>> start INPUT FOR THIS TASK
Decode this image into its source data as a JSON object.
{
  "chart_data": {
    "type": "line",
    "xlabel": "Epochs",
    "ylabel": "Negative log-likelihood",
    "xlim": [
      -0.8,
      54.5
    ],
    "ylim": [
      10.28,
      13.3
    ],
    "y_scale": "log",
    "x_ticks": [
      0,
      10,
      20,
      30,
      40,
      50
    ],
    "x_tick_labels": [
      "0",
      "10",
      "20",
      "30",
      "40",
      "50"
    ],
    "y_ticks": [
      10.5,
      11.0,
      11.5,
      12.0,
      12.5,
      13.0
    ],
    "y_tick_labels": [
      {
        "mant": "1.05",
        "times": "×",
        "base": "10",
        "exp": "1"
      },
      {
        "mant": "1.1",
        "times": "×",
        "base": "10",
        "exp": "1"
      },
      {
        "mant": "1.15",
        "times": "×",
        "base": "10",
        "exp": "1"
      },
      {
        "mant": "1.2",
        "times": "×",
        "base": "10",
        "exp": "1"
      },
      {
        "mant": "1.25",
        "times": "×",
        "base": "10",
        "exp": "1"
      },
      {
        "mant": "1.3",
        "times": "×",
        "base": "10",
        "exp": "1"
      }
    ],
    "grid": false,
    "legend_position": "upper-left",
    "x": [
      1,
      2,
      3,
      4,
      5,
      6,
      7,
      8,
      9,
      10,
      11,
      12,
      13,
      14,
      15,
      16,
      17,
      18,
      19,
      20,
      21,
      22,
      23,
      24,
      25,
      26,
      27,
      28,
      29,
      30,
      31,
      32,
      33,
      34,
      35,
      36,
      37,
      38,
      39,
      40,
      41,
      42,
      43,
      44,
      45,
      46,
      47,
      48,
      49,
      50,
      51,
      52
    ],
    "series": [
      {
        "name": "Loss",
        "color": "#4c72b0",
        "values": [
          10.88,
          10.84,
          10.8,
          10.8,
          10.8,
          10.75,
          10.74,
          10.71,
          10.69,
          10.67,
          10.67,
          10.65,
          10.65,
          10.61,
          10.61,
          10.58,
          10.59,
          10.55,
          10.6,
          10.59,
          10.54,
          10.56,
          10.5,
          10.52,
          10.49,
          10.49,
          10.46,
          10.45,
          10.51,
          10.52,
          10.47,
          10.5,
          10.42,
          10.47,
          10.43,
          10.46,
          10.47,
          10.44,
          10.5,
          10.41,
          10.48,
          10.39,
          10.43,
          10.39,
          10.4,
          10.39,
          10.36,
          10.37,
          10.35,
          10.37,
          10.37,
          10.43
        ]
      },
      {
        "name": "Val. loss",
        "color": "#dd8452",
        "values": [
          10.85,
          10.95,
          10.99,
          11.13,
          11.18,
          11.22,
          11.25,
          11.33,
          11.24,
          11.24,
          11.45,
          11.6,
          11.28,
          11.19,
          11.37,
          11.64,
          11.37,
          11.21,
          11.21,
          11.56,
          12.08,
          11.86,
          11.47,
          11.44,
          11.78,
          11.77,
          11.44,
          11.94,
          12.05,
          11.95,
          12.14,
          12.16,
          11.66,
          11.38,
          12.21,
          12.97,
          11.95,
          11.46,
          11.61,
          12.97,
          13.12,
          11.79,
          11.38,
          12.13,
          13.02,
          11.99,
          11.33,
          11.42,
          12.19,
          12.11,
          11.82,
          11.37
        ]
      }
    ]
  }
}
>> end INPUT FOR THIS TASK
• **EXERCISE OBJECTIVE**
Would you copy out each line exactly as written?

• **THE SOLUTION**
Decode this image into its source data as a JSON object.
{
  "chart_data": {
    "type": "line",
    "xlabel": "Epochs",
    "ylabel": "Negative log-likelihood",
    "xlim": [
      -0.8,
      54.5
    ],
    "ylim": [
      10.28,
      13.3
    ],
    "y_scale": "log",
    "x_ticks": [
      0,
      10,
      20,
      30,
      40,
      50
    ],
    "x_tick_labels": [
      "0",
      "10",
      "20",
      "30",
      "40",
      "50"
    ],
    "y_ticks": [
      10.5,
      11.0,
      11.5,
      12.0,
      12.5,
      13.0
    ],
    "y_tick_labels": [
      {
        "mant": "1.05",
        "times": "×",
        "base": "10",
        "exp": "1"
      },
      {
        "mant": "1.1",
        "times": "×",
        "base": "10",
        "exp": "1"
      },
      {
        "mant": "1.15",
        "times": "×",
        "base": "10",
        "exp": "1"
      },
      {
        "mant": "1.2",
        "times": "×",
        "base": "10",
        "exp": "1"
      },
      {
        "mant": "1.25",
        "times": "×",
        "base": "10",
        "exp": "1"
      },
      {
        "mant": "1.3",
        "times": "×",
        "base": "10",
        "exp": "1"
      }
    ],
    "grid": false,
    "legend_position": "upper-left",
    "x": [
      1,
      2,
      3,
      4,
      5,
      6,
      7,
      8,
      9,
      10,
      11,
      12,
      13,
      14,
      15,
      16,
      17,
      18,
      19,
      20,
      21,
      22,
      23,
      24,
      25,
      26,
      27,
      28,
      29,
      30,
      31,
      32,
      33,
      34,
      35,
      36,
      37,
      38,
      39,
      40,
      41,
      42,
      43,
      44,
      45,
      46,
      47,
      48,
      49,
      50,
      51,
      52
    ],
    "series": [
      {
        "name": "Loss",
        "color": "#4c72b0",
        "values": [
          10.88,
          10.84,
          10.8,
          10.8,
          10.8,
          10.75,
          10.74,
          10.71,
          10.69,
          10.67,
          10.67,
          10.65,
          10.65,
          10.61,
          10.61,
          10.58,
          10.59,
          10.55,
          10.6,
          10.59,
          10.54,
          10.56,
          10.5,
          10.52,
          10.49,
          10.49,
          10.46,
          10.45,
          10.51,
          10.52,
          10.47,
          10.5,
          10.42,
          10.47,
          10.43,
          10.46,
          10.47,
          10.44,
          10.5,
          10.41,
          10.48,
          10.39,
          10.43,
          10.39,
          10.4,
          10.39,
          10.36,
          10.37,
          10.35,
          10.37,
          10.37,
          10.43
        ]
      },
      {
        "name": "Val. loss",
        "color": "#dd8452",
        "values": [
          10.85,
          10.95,
          10.99,
          11.13,
          11.18,
          11.22,
          11.25,
          11.33,
          11.24,
          11.24,
          11.45,
          11.6,
          11.28,
          11.19,
          11.37,
          11.64,
          11.37,
          11.21,
          11.21,
          11.56,
          12.08,
          11.86,
          11.47,
          11.44,
          11.78,
          11.77,
          11.44,
          11.94,
          12.05,
          11.95,
          12.14,
          12.16,
          11.66,
          11.38,
          12.21,
          12.97,
          11.95,
          11.46,
          11.61,
          12.97,
          13.12,
          11.79,
          11.38,
          12.13,
          13.02,
          11.99,
          11.33,
          11.42,
          12.19,
          12.11,
          11.82,
          11.37
        ]
      }
    ]
  }
}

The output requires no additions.